Aim of the exercise:
Below is a block of records. Copy every line in it that contains the word "مالك".

Data records:
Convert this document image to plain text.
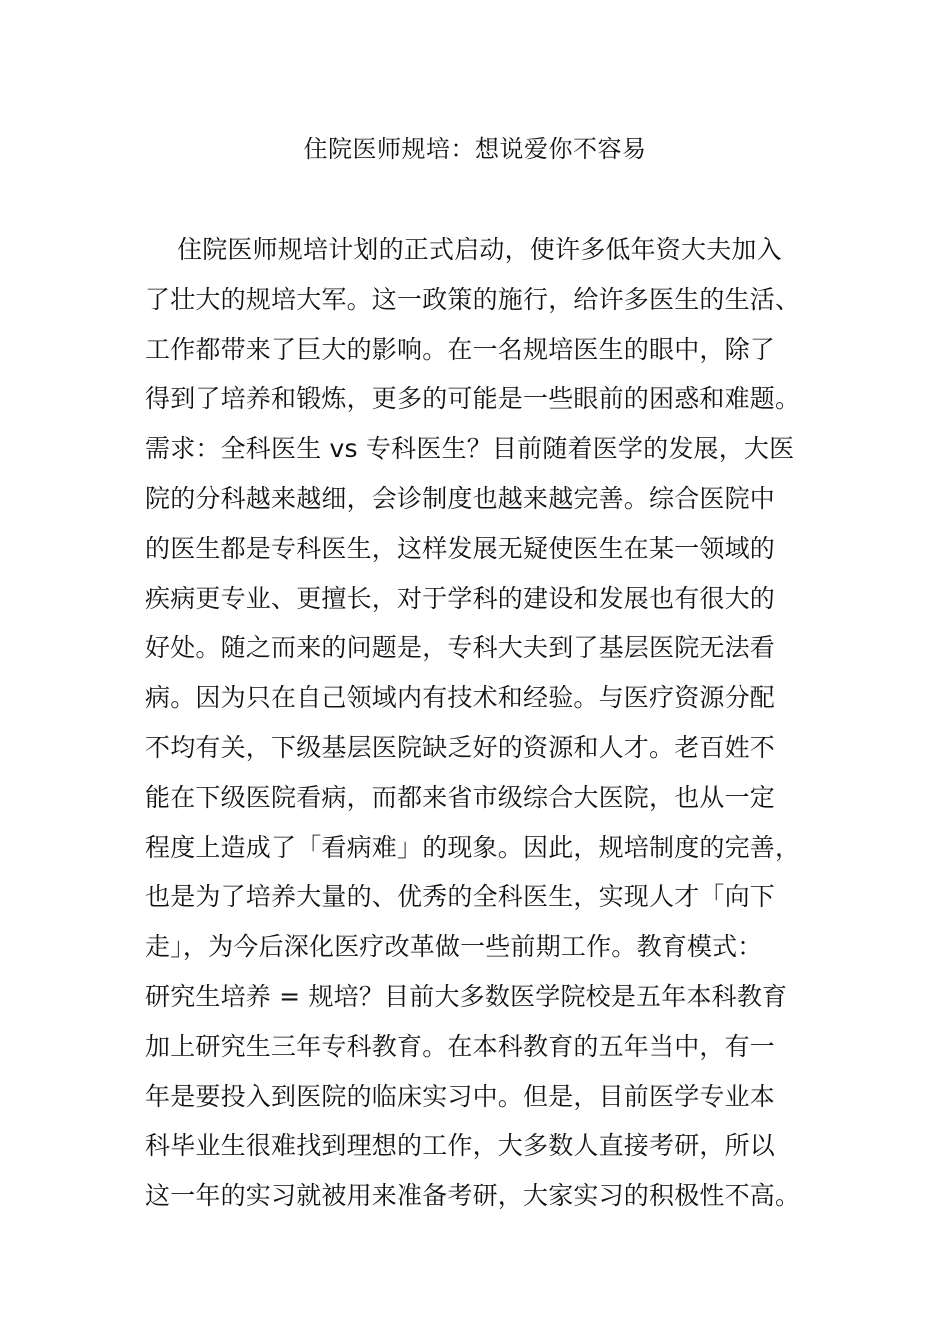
住院医师规培：想说爱你不容易
住院医师规培计划的正式启动，使许多低年资大夫加入
了壮大的规培大军。这一政策的施行，给许多医生的生活、
工作都带来了巨大的影响。在一名规培医生的眼中，除了
得到了培养和锻炼，更多的可能是一些眼前的困惑和难题。
需求：全科医生 vs 专科医生？目前随着医学的发展，大医
院的分科越来越细，会诊制度也越来越完善。综合医院中
的医生都是专科医生，这样发展无疑使医生在某一领域的
疾病更专业、更擅长，对于学科的建设和发展也有很大的
好处。随之而来的问题是，专科大夫到了基层医院无法看
病。因为只在自己领域内有技术和经验。与医疗资源分配
不均有关，下级基层医院缺乏好的资源和人才。老百姓不
能在下级医院看病，而都来省市级综合大医院，也从一定
程度上造成了「看病难」的现象。因此，规培制度的完善，
也是为了培养大量的、优秀的全科医生，实现人才「向下
走」，为今后深化医疗改革做一些前期工作。教育模式：
研究生培养 = 规培？目前大多数医学院校是五年本科教育
加上研究生三年专科教育。在本科教育的五年当中，有一
年是要投入到医院的临床实习中。但是，目前医学专业本
科毕业生很难找到理想的工作，大多数人直接考研，所以
这一年的实习就被用来准备考研，大家实习的积极性不高。
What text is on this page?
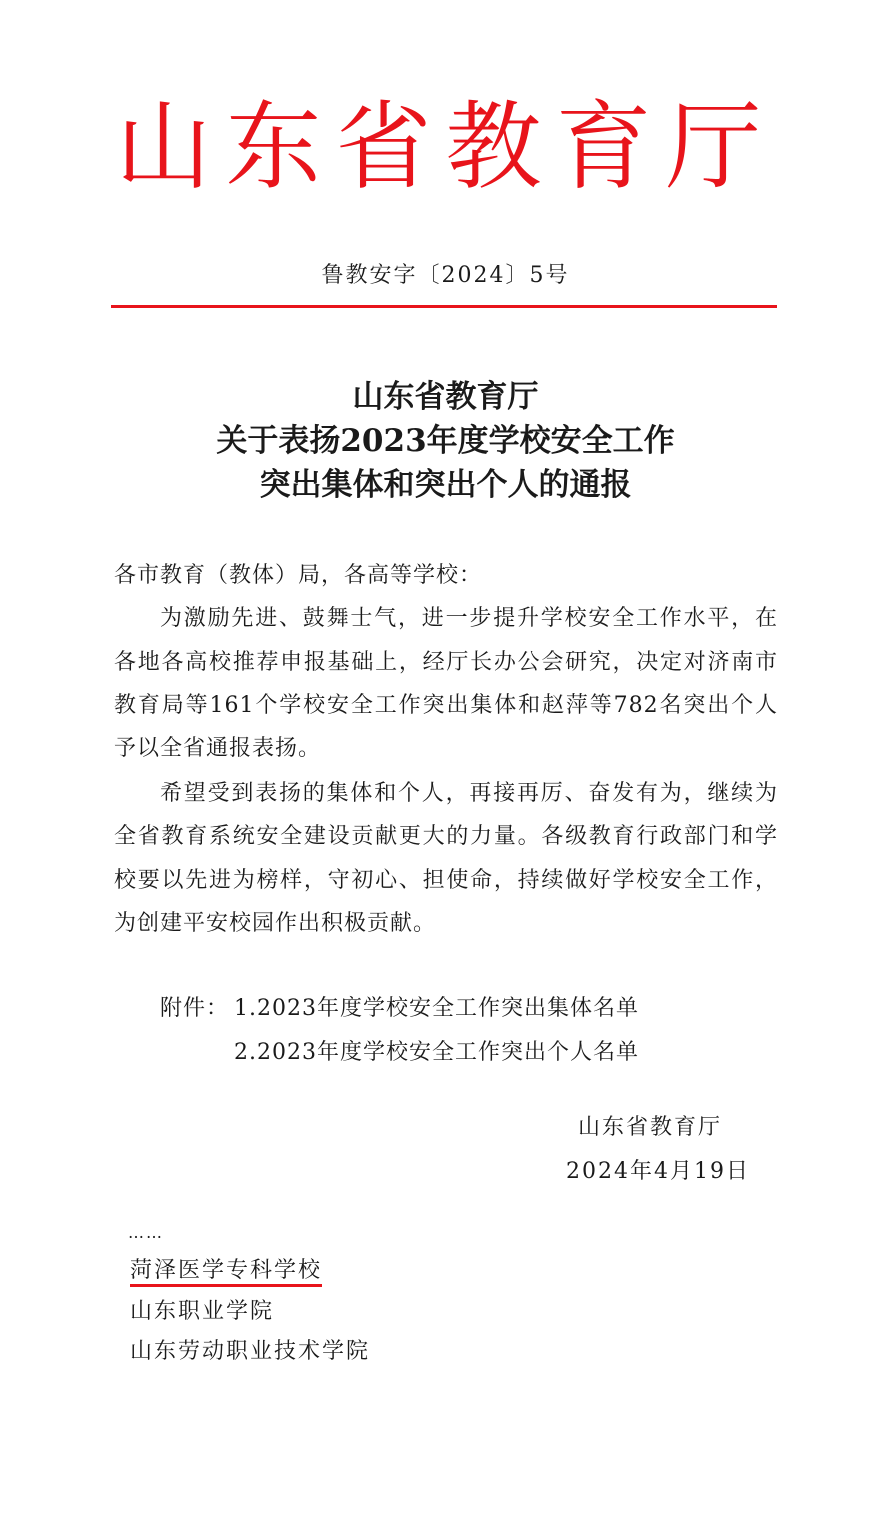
山东省教育厅
鲁教安字〔2024〕5号
山东省教育厅
关于表扬2023年度学校安全工作
突出集体和突出个人的通报
各市教育（教体）局，各高等学校：
为激励先进、鼓舞士气，进一步提升学校安全工作水平，在
各地各高校推荐申报基础上，经厅长办公会研究，决定对济南市
教育局等161个学校安全工作突出集体和赵萍等782名突出个人
予以全省通报表扬。
希望受到表扬的集体和个人，再接再厉、奋发有为，继续为
全省教育系统安全建设贡献更大的力量。各级教育行政部门和学
校要以先进为榜样，守初心、担使命，持续做好学校安全工作，
为创建平安校园作出积极贡献。
附件： 1.2023年度学校安全工作突出集体名单
2.2023年度学校安全工作突出个人名单
山东省教育厅
2024年4月19日
……
菏泽医学专科学校
山东职业学院
山东劳动职业技术学院
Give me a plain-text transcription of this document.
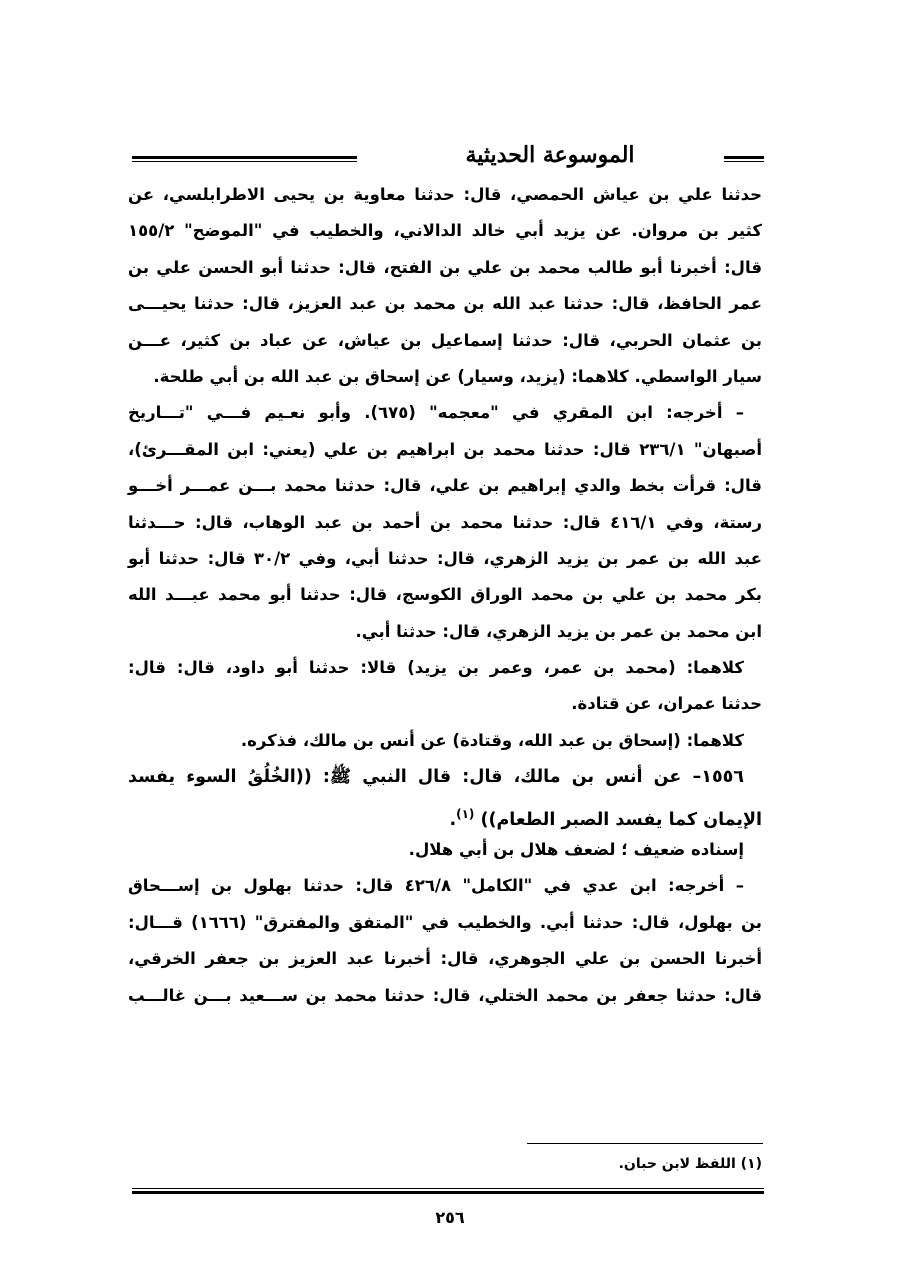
الموسوعة الحديثية
حدثنا علي بن عياش الحمصي، قال: حدثنا معاوية بن يحيى الاطرابلسي، عن
كثير بن مروان. عن يزيد أبي خالد الدالاني، والخطيب في "الموضح" ١٥٥/٢
قال: أخبرنا أبو طالب محمد بن علي بن الفتح، قال: حدثنا أبو الحسن علي بن
عمر الحافظ، قال: حدثنا عبد الله بن محمد بن عبد العزيز، قال: حدثنا يحيـــى
بن عثمان الحربي، قال: حدثنا إسماعيل بن عياش، عن عباد بن كثير، عـــن
سيار الواسطي. كلاهما: (يزيد، وسيار) عن إسحاق بن عبد الله بن أبي طلحة.
– أخرجه: ابن المقري في "معجمه" (٦٧٥). وأبو نعـيم فـــي "تـــاريخ
أصبهان" ٢٣٦/١ قال: حدثنا محمد بن ابراهيم بن علي (يعني: ابن المقـــرئ)،
قال: قرأت بخط والدي إبراهيم بن علي، قال: حدثنا محمد بـــن عمـــر أخـــو
رستة، وفي ٤١٦/١ قال: حدثنا محمد بن أحمد بن عبد الوهاب، قال: حـــدثنا
عبد الله بن عمر بن يزيد الزهري، قال: حدثنا أبي، وفي ٣٠/٢ قال: حدثنا أبو
بكر محمد بن علي بن محمد الوراق الكوسج، قال: حدثنا أبو محمد عبـــد الله
ابن محمد بن عمر بن يزيد الزهري، قال: حدثنا أبي.
كلاهما: (محمد بن عمر، وعمر بن يزيد) قالا: حدثنا أبو داود، قال: قال:
حدثنا عمران، عن قتادة.
كلاهما: (إسحاق بن عبد الله، وقتادة) عن أنس بن مالك، فذكره.
١٥٥٦– عن أنس بن مالك، قال: قال النبي ﷺ: ((الخُلُقُ السوء يفسد
الإيمان كما يفسد الصبر الطعام)) $^{(١)}$.
إسناده ضعيف ؛ لضعف هلال بن أبي هلال.
– أخرجه: ابن عدي في "الكامل" ٤٢٦/٨ قال: حدثنا بهلول بن إســـحاق
بن بهلول، قال: حدثنا أبي. والخطيب في "المتفق والمفترق" (١٦٦٦) قـــال:
أخبرنا الحسن بن علي الجوهري، قال: أخبرنا عبد العزيز بن جعفر الخرقي،
قال: حدثنا جعفر بن محمد الختلي، قال: حدثنا محمد بن ســـعيد بـــن غالـــب
(١) اللفظ لابن حبان.
٢٥٦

Worked answer:
كلاهما: (إسحاق بن عبد الله، وقتادة) عن أنس بن مالك، فذكره.
١٥٥٦– عن أنس بن مالك، قال: قال النبي ﷺ: ((الخُلُقُ السوء يفسد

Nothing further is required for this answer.